Job.
Transcribe the records that follow. Keep every word exactly, and drop the pictures.
## START Record list
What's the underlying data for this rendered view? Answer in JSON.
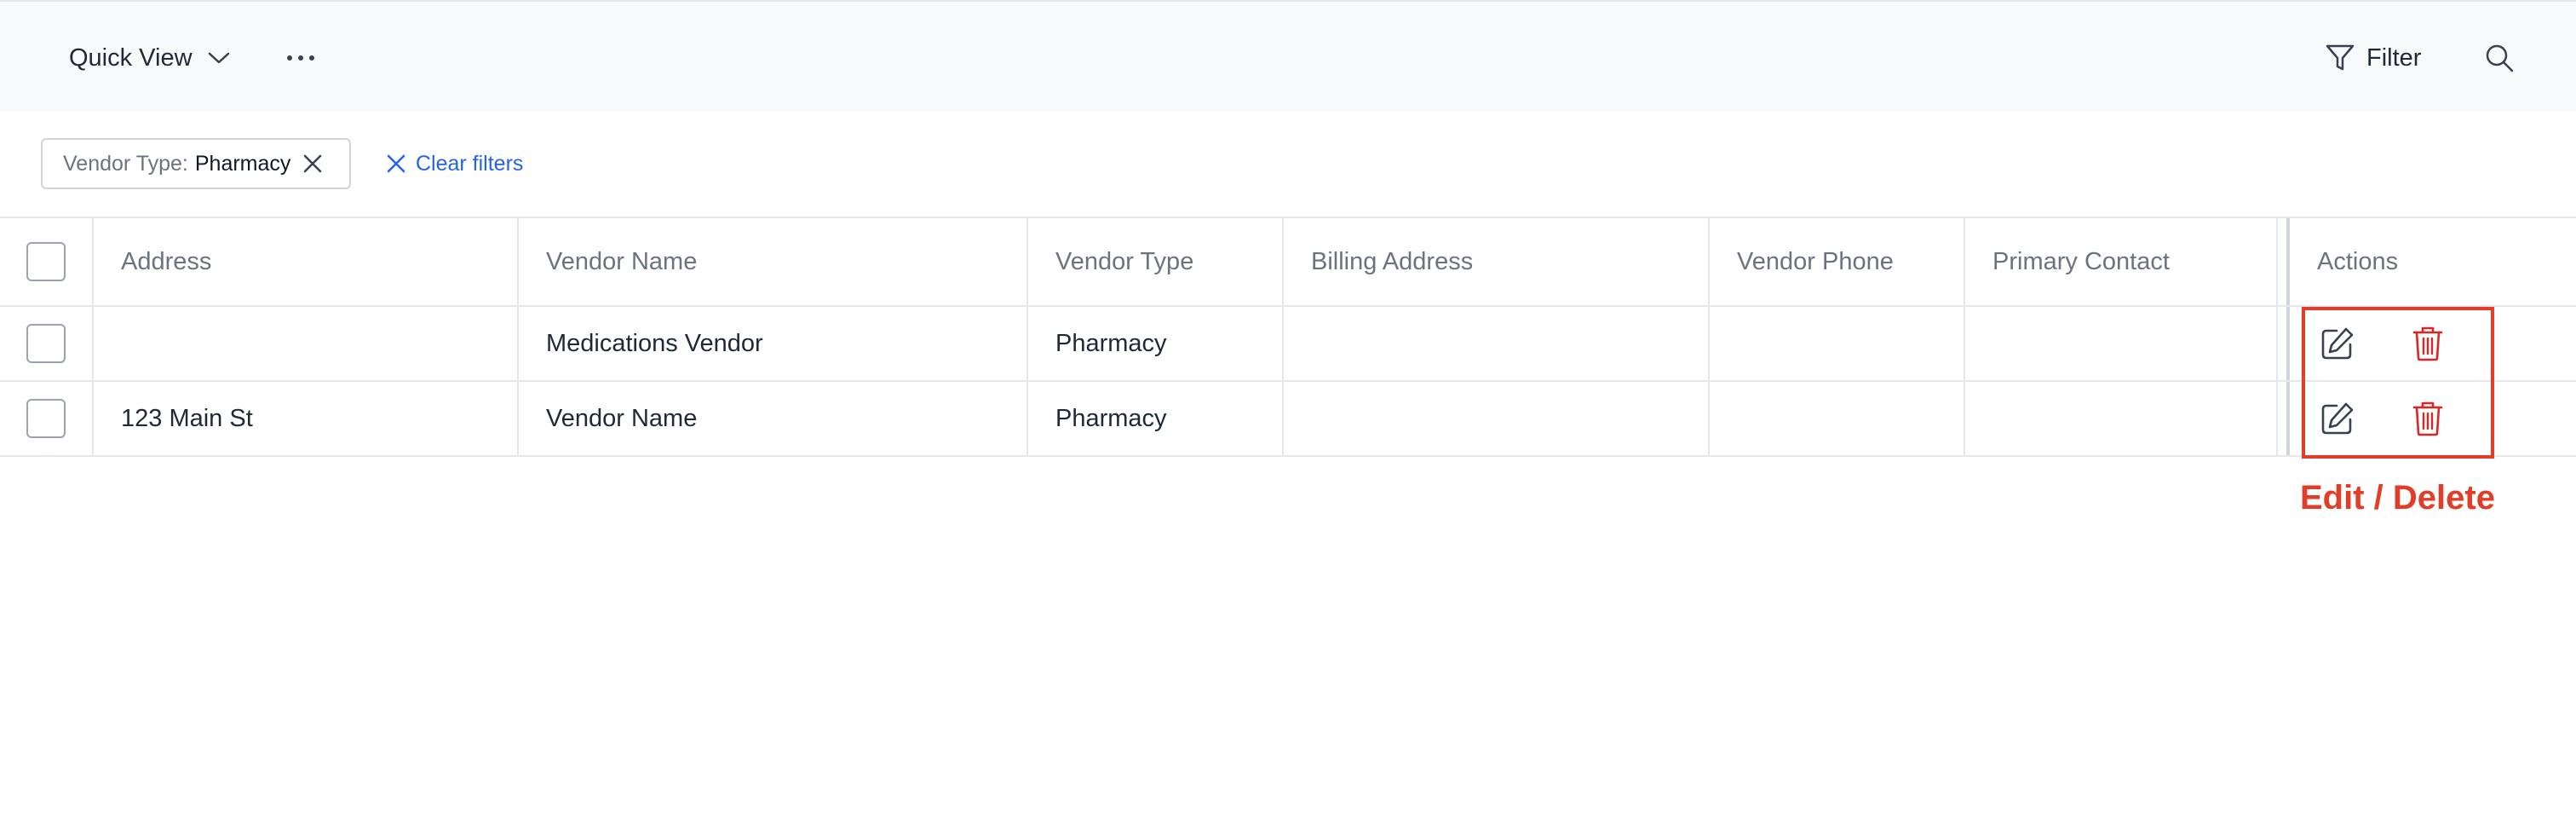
{
  "toolbar": {
    "view_label": "Quick View",
    "filter_label": "Filter"
  },
  "filters": {
    "chip_key": "Vendor Type:",
    "chip_value": "Pharmacy",
    "clear_label": "Clear filters"
  },
  "table": {
    "columns": [
      "Address",
      "Vendor Name",
      "Vendor Type",
      "Billing Address",
      "Vendor Phone",
      "Primary Contact",
      "Actions"
    ],
    "rows": [
      {
        "address": "",
        "vendor_name": "Medications Vendor",
        "vendor_type": "Pharmacy",
        "billing_address": "",
        "vendor_phone": "",
        "primary_contact": ""
      },
      {
        "address": "123 Main St",
        "vendor_name": "Vendor Name",
        "vendor_type": "Pharmacy",
        "billing_address": "",
        "vendor_phone": "",
        "primary_contact": ""
      }
    ]
  },
  "annotation": {
    "text": "Edit / Delete",
    "color": "#e23d28"
  },
  "icons": {
    "dropdown": "chevron-down-icon",
    "more": "more-horizontal-icon",
    "filter": "filter-icon",
    "search": "search-icon",
    "remove": "close-icon",
    "edit": "edit-icon",
    "delete": "trash-icon"
  },
  "colors": {
    "toolbar_bg": "#f8f9fb",
    "link": "#2563eb",
    "delete": "#dc2626",
    "annotation": "#e23d28"
  }
}
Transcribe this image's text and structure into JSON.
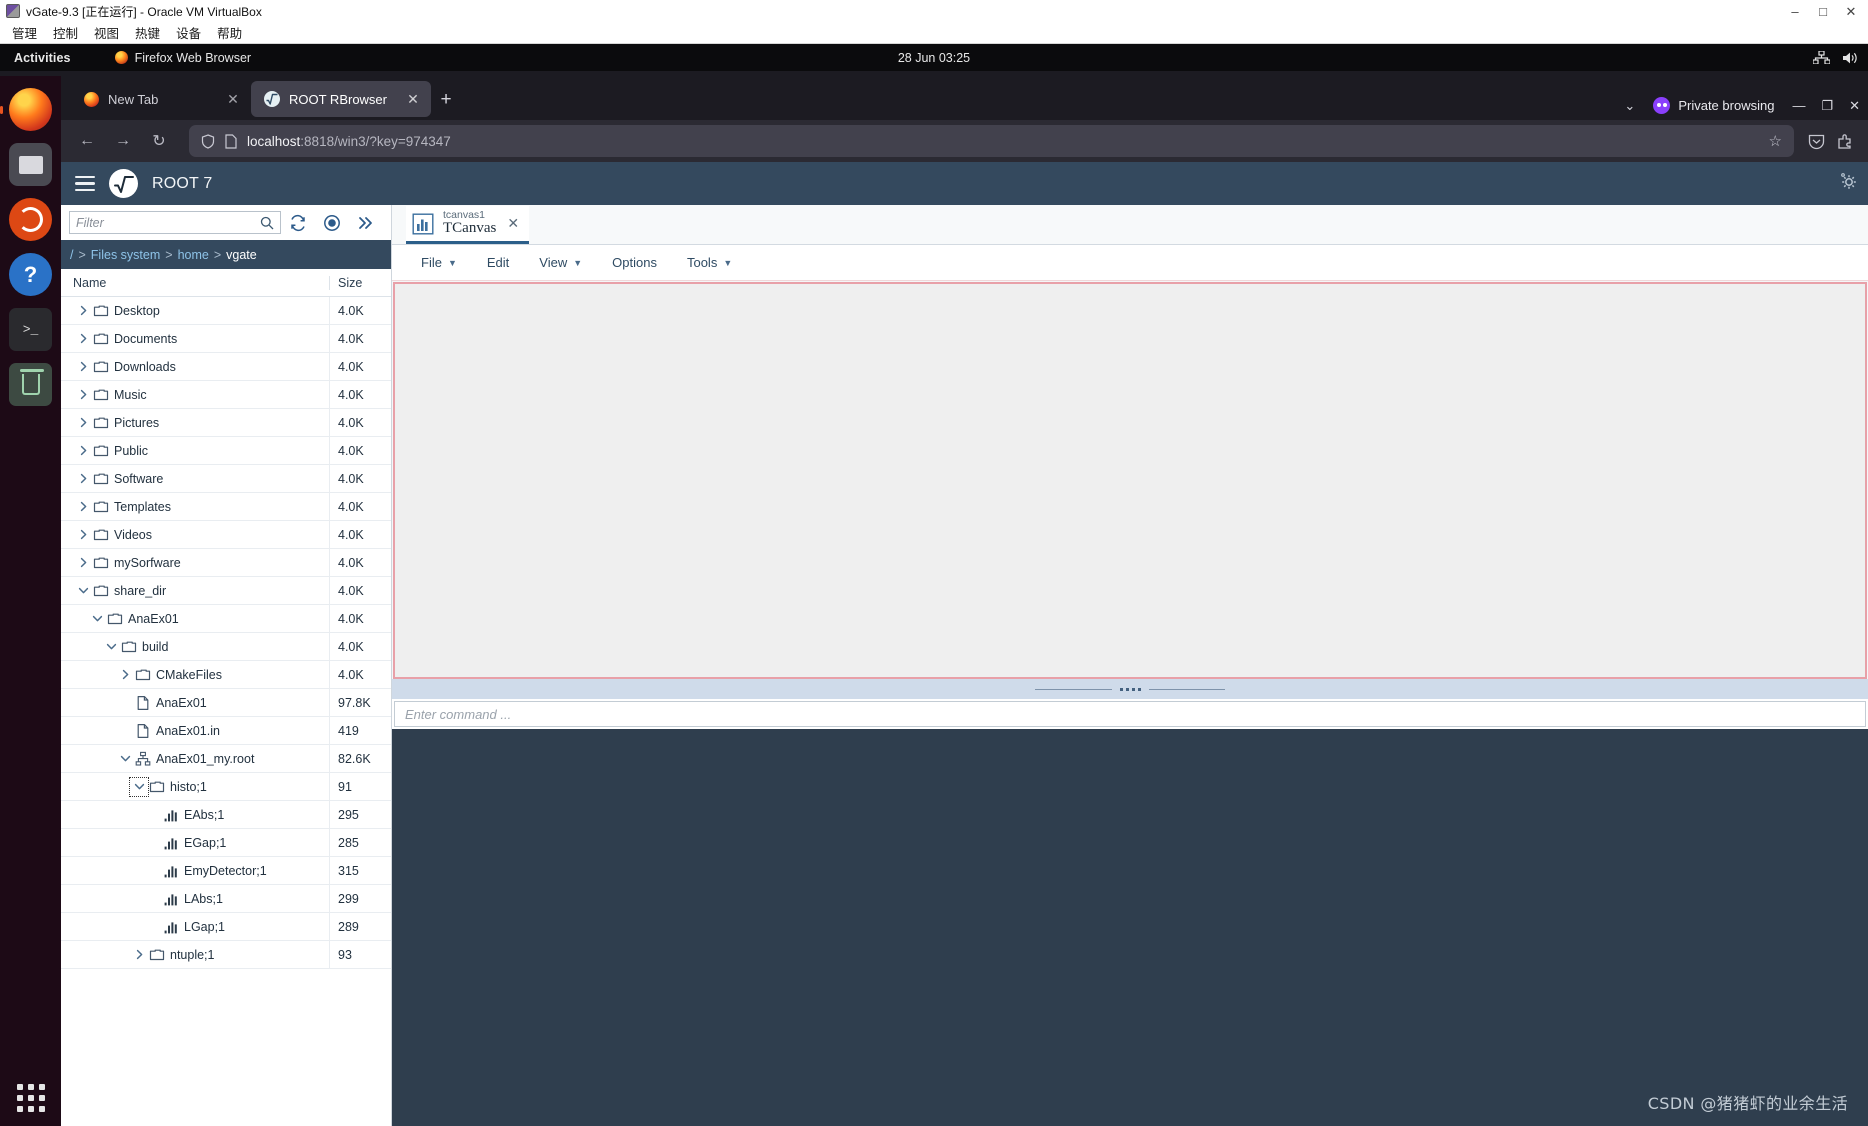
{
  "vbox": {
    "title": "vGate-9.3 [正在运行] - Oracle VM VirtualBox",
    "menu": [
      "管理",
      "控制",
      "视图",
      "热键",
      "设备",
      "帮助"
    ],
    "window_buttons": [
      "–",
      "□",
      "✕"
    ]
  },
  "gnome": {
    "activities": "Activities",
    "app_name": "Firefox Web Browser",
    "clock": "28 Jun  03:25"
  },
  "firefox": {
    "tabs": [
      {
        "title": "New Tab",
        "favicon": "firefox-icon",
        "active": false,
        "close": "✕"
      },
      {
        "title": "ROOT RBrowser",
        "favicon": "root-icon",
        "active": true,
        "close": "✕"
      }
    ],
    "new_tab_label": "+",
    "tab_list_caret": "⌄",
    "private_browsing_label": "Private browsing",
    "window_controls": [
      "—",
      "❐",
      "✕"
    ],
    "nav": {
      "back": "←",
      "forward": "→",
      "reload": "↻"
    },
    "url": {
      "host": "localhost",
      "rest": ":8818/win3/?key=974347",
      "full": "localhost:8818/win3/?key=974347"
    },
    "bookmark_star": "☆"
  },
  "root": {
    "header": {
      "title": "ROOT 7"
    },
    "left_panel": {
      "filter_placeholder": "Filter",
      "toolbar_icons": [
        "search-icon",
        "refresh-icon",
        "record-icon",
        "expand-icon"
      ],
      "breadcrumb": [
        {
          "label": "/",
          "current": false
        },
        {
          "label": "Files system",
          "current": false
        },
        {
          "label": "home",
          "current": false
        },
        {
          "label": "vgate",
          "current": true
        }
      ],
      "columns": [
        "Name",
        "Size"
      ],
      "rows": [
        {
          "name": "Desktop",
          "size": "4.0K",
          "indent": 0,
          "icon": "folder-icon",
          "chevron": "right"
        },
        {
          "name": "Documents",
          "size": "4.0K",
          "indent": 0,
          "icon": "folder-icon",
          "chevron": "right"
        },
        {
          "name": "Downloads",
          "size": "4.0K",
          "indent": 0,
          "icon": "folder-icon",
          "chevron": "right"
        },
        {
          "name": "Music",
          "size": "4.0K",
          "indent": 0,
          "icon": "folder-icon",
          "chevron": "right"
        },
        {
          "name": "Pictures",
          "size": "4.0K",
          "indent": 0,
          "icon": "folder-icon",
          "chevron": "right"
        },
        {
          "name": "Public",
          "size": "4.0K",
          "indent": 0,
          "icon": "folder-icon",
          "chevron": "right"
        },
        {
          "name": "Software",
          "size": "4.0K",
          "indent": 0,
          "icon": "folder-icon",
          "chevron": "right"
        },
        {
          "name": "Templates",
          "size": "4.0K",
          "indent": 0,
          "icon": "folder-icon",
          "chevron": "right"
        },
        {
          "name": "Videos",
          "size": "4.0K",
          "indent": 0,
          "icon": "folder-icon",
          "chevron": "right"
        },
        {
          "name": "mySorfware",
          "size": "4.0K",
          "indent": 0,
          "icon": "folder-icon",
          "chevron": "right"
        },
        {
          "name": "share_dir",
          "size": "4.0K",
          "indent": 0,
          "icon": "folder-icon",
          "chevron": "down"
        },
        {
          "name": "AnaEx01",
          "size": "4.0K",
          "indent": 1,
          "icon": "folder-icon",
          "chevron": "down"
        },
        {
          "name": "build",
          "size": "4.0K",
          "indent": 2,
          "icon": "folder-icon",
          "chevron": "down"
        },
        {
          "name": "CMakeFiles",
          "size": "4.0K",
          "indent": 3,
          "icon": "folder-icon",
          "chevron": "right"
        },
        {
          "name": "AnaEx01",
          "size": "97.8K",
          "indent": 3,
          "icon": "file-icon",
          "chevron": "none"
        },
        {
          "name": "AnaEx01.in",
          "size": "419",
          "indent": 3,
          "icon": "file-icon",
          "chevron": "none"
        },
        {
          "name": "AnaEx01_my.root",
          "size": "82.6K",
          "indent": 3,
          "icon": "tree-icon",
          "chevron": "down"
        },
        {
          "name": "histo;1",
          "size": "91",
          "indent": 4,
          "icon": "folder-icon",
          "chevron": "down",
          "focused": true
        },
        {
          "name": "EAbs;1",
          "size": "295",
          "indent": 5,
          "icon": "histogram-icon",
          "chevron": "none"
        },
        {
          "name": "EGap;1",
          "size": "285",
          "indent": 5,
          "icon": "histogram-icon",
          "chevron": "none"
        },
        {
          "name": "EmyDetector;1",
          "size": "315",
          "indent": 5,
          "icon": "histogram-icon",
          "chevron": "none"
        },
        {
          "name": "LAbs;1",
          "size": "299",
          "indent": 5,
          "icon": "histogram-icon",
          "chevron": "none"
        },
        {
          "name": "LGap;1",
          "size": "289",
          "indent": 5,
          "icon": "histogram-icon",
          "chevron": "none"
        },
        {
          "name": "ntuple;1",
          "size": "93",
          "indent": 4,
          "icon": "folder-icon",
          "chevron": "right"
        }
      ]
    },
    "right_panel": {
      "tab": {
        "subtitle": "tcanvas1",
        "title": "TCanvas",
        "icon": "histogram-icon",
        "close": "✕"
      },
      "menu": [
        {
          "label": "File",
          "caret": true
        },
        {
          "label": "Edit",
          "caret": false
        },
        {
          "label": "View",
          "caret": true
        },
        {
          "label": "Options",
          "caret": false
        },
        {
          "label": "Tools",
          "caret": true
        }
      ],
      "command_placeholder": "Enter command ...",
      "command_value": ""
    },
    "colors": {
      "header_bg": "#34495e",
      "canvas_border": "#e8a0a8",
      "canvas_bg": "#efefef",
      "console_bg": "#2f3e4e",
      "accent": "#2c5f8a"
    }
  },
  "watermark": "CSDN @猪猪虾的业余生活"
}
## END Record list
Problem solution.
What's the underlying data for this rendered view? Answer in JSON.
{
  "toolbar": {
    "view_label": "Quick View",
    "filter_label": "Filter"
  },
  "filters": {
    "chip_key": "Vendor Type:",
    "chip_value": "Pharmacy",
    "clear_label": "Clear filters"
  },
  "table": {
    "columns": [
      "Address",
      "Vendor Name",
      "Vendor Type",
      "Billing Address",
      "Vendor Phone",
      "Primary Contact",
      "Actions"
    ],
    "rows": [
      {
        "address": "",
        "vendor_name": "Medications Vendor",
        "vendor_type": "Pharmacy",
        "billing_address": "",
        "vendor_phone": "",
        "primary_contact": ""
      },
      {
        "address": "123 Main St",
        "vendor_name": "Vendor Name",
        "vendor_type": "Pharmacy",
        "billing_address": "",
        "vendor_phone": "",
        "primary_contact": ""
      }
    ]
  },
  "annotation": {
    "text": "Edit / Delete",
    "color": "#e23d28"
  },
  "icons": {
    "dropdown": "chevron-down-icon",
    "more": "more-horizontal-icon",
    "filter": "filter-icon",
    "search": "search-icon",
    "remove": "close-icon",
    "edit": "edit-icon",
    "delete": "trash-icon"
  },
  "colors": {
    "toolbar_bg": "#f8f9fb",
    "link": "#2563eb",
    "delete": "#dc2626",
    "annotation": "#e23d28"
  }
}
Transcribe this image's text and structure into JSON.
{
  "vbox": {
    "title": "vGate-9.3 [正在运行] - Oracle VM VirtualBox",
    "menu": [
      "管理",
      "控制",
      "视图",
      "热键",
      "设备",
      "帮助"
    ],
    "window_buttons": [
      "–",
      "□",
      "✕"
    ]
  },
  "gnome": {
    "activities": "Activities",
    "app_name": "Firefox Web Browser",
    "clock": "28 Jun  03:25"
  },
  "firefox": {
    "tabs": [
      {
        "title": "New Tab",
        "favicon": "firefox-icon",
        "active": false,
        "close": "✕"
      },
      {
        "title": "ROOT RBrowser",
        "favicon": "root-icon",
        "active": true,
        "close": "✕"
      }
    ],
    "new_tab_label": "+",
    "tab_list_caret": "⌄",
    "private_browsing_label": "Private browsing",
    "window_controls": [
      "—",
      "❐",
      "✕"
    ],
    "nav": {
      "back": "←",
      "forward": "→",
      "reload": "↻"
    },
    "url": {
      "host": "localhost",
      "rest": ":8818/win3/?key=974347",
      "full": "localhost:8818/win3/?key=974347"
    },
    "bookmark_star": "☆"
  },
  "root": {
    "header": {
      "title": "ROOT 7"
    },
    "left_panel": {
      "filter_placeholder": "Filter",
      "toolbar_icons": [
        "search-icon",
        "refresh-icon",
        "record-icon",
        "expand-icon"
      ],
      "breadcrumb": [
        {
          "label": "/",
          "current": false
        },
        {
          "label": "Files system",
          "current": false
        },
        {
          "label": "home",
          "current": false
        },
        {
          "label": "vgate",
          "current": true
        }
      ],
      "columns": [
        "Name",
        "Size"
      ],
      "rows": [
        {
          "name": "Desktop",
          "size": "4.0K",
          "indent": 0,
          "icon": "folder-icon",
          "chevron": "right"
        },
        {
          "name": "Documents",
          "size": "4.0K",
          "indent": 0,
          "icon": "folder-icon",
          "chevron": "right"
        },
        {
          "name": "Downloads",
          "size": "4.0K",
          "indent": 0,
          "icon": "folder-icon",
          "chevron": "right"
        },
        {
          "name": "Music",
          "size": "4.0K",
          "indent": 0,
          "icon": "folder-icon",
          "chevron": "right"
        },
        {
          "name": "Pictures",
          "size": "4.0K",
          "indent": 0,
          "icon": "folder-icon",
          "chevron": "right"
        },
        {
          "name": "Public",
          "size": "4.0K",
          "indent": 0,
          "icon": "folder-icon",
          "chevron": "right"
        },
        {
          "name": "Software",
          "size": "4.0K",
          "indent": 0,
          "icon": "folder-icon",
          "chevron": "right"
        },
        {
          "name": "Templates",
          "size": "4.0K",
          "indent": 0,
          "icon": "folder-icon",
          "chevron": "right"
        },
        {
          "name": "Videos",
          "size": "4.0K",
          "indent": 0,
          "icon": "folder-icon",
          "chevron": "right"
        },
        {
          "name": "mySorfware",
          "size": "4.0K",
          "indent": 0,
          "icon": "folder-icon",
          "chevron": "right"
        },
        {
          "name": "share_dir",
          "size": "4.0K",
          "indent": 0,
          "icon": "folder-icon",
          "chevron": "down"
        },
        {
          "name": "AnaEx01",
          "size": "4.0K",
          "indent": 1,
          "icon": "folder-icon",
          "chevron": "down"
        },
        {
          "name": "build",
          "size": "4.0K",
          "indent": 2,
          "icon": "folder-icon",
          "chevron": "down"
        },
        {
          "name": "CMakeFiles",
          "size": "4.0K",
          "indent": 3,
          "icon": "folder-icon",
          "chevron": "right"
        },
        {
          "name": "AnaEx01",
          "size": "97.8K",
          "indent": 3,
          "icon": "file-icon",
          "chevron": "none"
        },
        {
          "name": "AnaEx01.in",
          "size": "419",
          "indent": 3,
          "icon": "file-icon",
          "chevron": "none"
        },
        {
          "name": "AnaEx01_my.root",
          "size": "82.6K",
          "indent": 3,
          "icon": "tree-icon",
          "chevron": "down"
        },
        {
          "name": "histo;1",
          "size": "91",
          "indent": 4,
          "icon": "folder-icon",
          "chevron": "down",
          "focused": true
        },
        {
          "name": "EAbs;1",
          "size": "295",
          "indent": 5,
          "icon": "histogram-icon",
          "chevron": "none"
        },
        {
          "name": "EGap;1",
          "size": "285",
          "indent": 5,
          "icon": "histogram-icon",
          "chevron": "none"
        },
        {
          "name": "EmyDetector;1",
          "size": "315",
          "indent": 5,
          "icon": "histogram-icon",
          "chevron": "none"
        },
        {
          "name": "LAbs;1",
          "size": "299",
          "indent": 5,
          "icon": "histogram-icon",
          "chevron": "none"
        },
        {
          "name": "LGap;1",
          "size": "289",
          "indent": 5,
          "icon": "histogram-icon",
          "chevron": "none"
        },
        {
          "name": "ntuple;1",
          "size": "93",
          "indent": 4,
          "icon": "folder-icon",
          "chevron": "right"
        }
      ]
    },
    "right_panel": {
      "tab": {
        "subtitle": "tcanvas1",
        "title": "TCanvas",
        "icon": "histogram-icon",
        "close": "✕"
      },
      "menu": [
        {
          "label": "File",
          "caret": true
        },
        {
          "label": "Edit",
          "caret": false
        },
        {
          "label": "View",
          "caret": true
        },
        {
          "label": "Options",
          "caret": false
        },
        {
          "label": "Tools",
          "caret": true
        }
      ],
      "command_placeholder": "Enter command ...",
      "command_value": ""
    },
    "colors": {
      "header_bg": "#34495e",
      "canvas_border": "#e8a0a8",
      "canvas_bg": "#efefef",
      "console_bg": "#2f3e4e",
      "accent": "#2c5f8a"
    }
  },
  "watermark": "CSDN @猪猪虾的业余生活"
}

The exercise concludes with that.